— start RECORDS SUPPLIED —

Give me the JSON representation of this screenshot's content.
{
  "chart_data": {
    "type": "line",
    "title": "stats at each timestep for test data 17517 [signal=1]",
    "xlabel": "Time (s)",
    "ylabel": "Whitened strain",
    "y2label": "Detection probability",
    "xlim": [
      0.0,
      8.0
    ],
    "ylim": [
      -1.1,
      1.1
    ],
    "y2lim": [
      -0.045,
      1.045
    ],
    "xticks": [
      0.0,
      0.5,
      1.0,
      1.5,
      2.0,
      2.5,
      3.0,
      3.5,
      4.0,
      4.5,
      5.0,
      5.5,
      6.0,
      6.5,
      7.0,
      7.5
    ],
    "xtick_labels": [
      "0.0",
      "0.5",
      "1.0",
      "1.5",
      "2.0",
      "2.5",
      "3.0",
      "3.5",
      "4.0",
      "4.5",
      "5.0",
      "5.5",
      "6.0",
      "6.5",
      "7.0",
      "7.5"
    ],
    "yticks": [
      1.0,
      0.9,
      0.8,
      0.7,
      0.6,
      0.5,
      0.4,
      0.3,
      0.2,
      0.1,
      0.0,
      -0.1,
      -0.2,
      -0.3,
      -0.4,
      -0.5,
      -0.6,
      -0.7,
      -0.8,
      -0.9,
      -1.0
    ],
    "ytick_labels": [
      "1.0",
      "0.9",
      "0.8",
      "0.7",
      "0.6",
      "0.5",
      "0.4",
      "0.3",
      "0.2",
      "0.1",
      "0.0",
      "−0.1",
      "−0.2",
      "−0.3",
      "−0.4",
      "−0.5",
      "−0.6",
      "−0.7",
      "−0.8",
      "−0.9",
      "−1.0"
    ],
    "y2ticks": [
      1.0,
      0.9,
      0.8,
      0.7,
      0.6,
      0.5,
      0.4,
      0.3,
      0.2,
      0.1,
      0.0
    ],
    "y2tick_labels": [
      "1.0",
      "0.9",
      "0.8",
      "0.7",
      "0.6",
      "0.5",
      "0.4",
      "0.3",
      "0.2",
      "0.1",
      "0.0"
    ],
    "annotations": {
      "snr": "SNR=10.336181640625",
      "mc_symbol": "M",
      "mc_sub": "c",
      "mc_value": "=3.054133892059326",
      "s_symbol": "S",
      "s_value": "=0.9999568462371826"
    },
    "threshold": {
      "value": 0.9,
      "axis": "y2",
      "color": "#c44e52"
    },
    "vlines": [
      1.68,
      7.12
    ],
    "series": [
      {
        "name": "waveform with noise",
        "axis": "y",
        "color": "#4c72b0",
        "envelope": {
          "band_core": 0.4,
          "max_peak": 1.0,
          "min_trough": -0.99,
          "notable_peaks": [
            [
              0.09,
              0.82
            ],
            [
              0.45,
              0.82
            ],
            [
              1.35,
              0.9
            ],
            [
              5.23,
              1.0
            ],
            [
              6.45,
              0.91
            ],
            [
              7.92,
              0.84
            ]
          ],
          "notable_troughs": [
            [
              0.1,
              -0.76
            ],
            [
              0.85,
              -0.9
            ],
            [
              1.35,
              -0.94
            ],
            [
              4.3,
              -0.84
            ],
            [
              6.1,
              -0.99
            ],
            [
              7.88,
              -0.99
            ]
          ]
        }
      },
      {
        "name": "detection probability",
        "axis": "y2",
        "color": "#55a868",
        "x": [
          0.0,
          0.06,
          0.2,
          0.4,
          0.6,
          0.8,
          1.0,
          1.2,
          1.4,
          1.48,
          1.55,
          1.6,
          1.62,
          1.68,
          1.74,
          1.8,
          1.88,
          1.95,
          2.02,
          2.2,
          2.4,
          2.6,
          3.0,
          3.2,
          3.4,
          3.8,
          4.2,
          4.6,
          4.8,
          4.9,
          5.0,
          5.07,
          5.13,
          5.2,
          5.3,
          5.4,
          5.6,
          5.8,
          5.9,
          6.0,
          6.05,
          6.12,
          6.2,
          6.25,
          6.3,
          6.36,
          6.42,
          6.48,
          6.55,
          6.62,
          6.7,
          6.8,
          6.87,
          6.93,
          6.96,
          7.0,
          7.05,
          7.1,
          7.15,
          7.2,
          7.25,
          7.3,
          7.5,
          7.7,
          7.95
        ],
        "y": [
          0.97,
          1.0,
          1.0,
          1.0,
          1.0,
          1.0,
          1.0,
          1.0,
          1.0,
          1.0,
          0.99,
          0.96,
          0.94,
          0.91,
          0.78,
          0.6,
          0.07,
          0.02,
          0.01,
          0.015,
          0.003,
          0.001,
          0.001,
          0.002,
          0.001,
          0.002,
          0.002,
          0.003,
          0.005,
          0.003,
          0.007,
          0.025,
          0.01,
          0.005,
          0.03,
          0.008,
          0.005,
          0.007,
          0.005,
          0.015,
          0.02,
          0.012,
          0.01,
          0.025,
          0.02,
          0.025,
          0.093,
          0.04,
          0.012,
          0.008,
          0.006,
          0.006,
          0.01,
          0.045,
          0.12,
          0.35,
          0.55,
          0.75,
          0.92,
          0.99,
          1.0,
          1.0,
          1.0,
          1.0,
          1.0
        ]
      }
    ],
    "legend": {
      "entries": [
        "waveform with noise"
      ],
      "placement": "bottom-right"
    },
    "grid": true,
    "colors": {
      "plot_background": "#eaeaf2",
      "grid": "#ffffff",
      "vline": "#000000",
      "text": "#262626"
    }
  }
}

— end RECORDS SUPPLIED —

* _TASK_
Find the lines above that include the string "noise" and copy them.

* _RESPONSE_
        "name": "waveform with noise",
        "waveform with noise"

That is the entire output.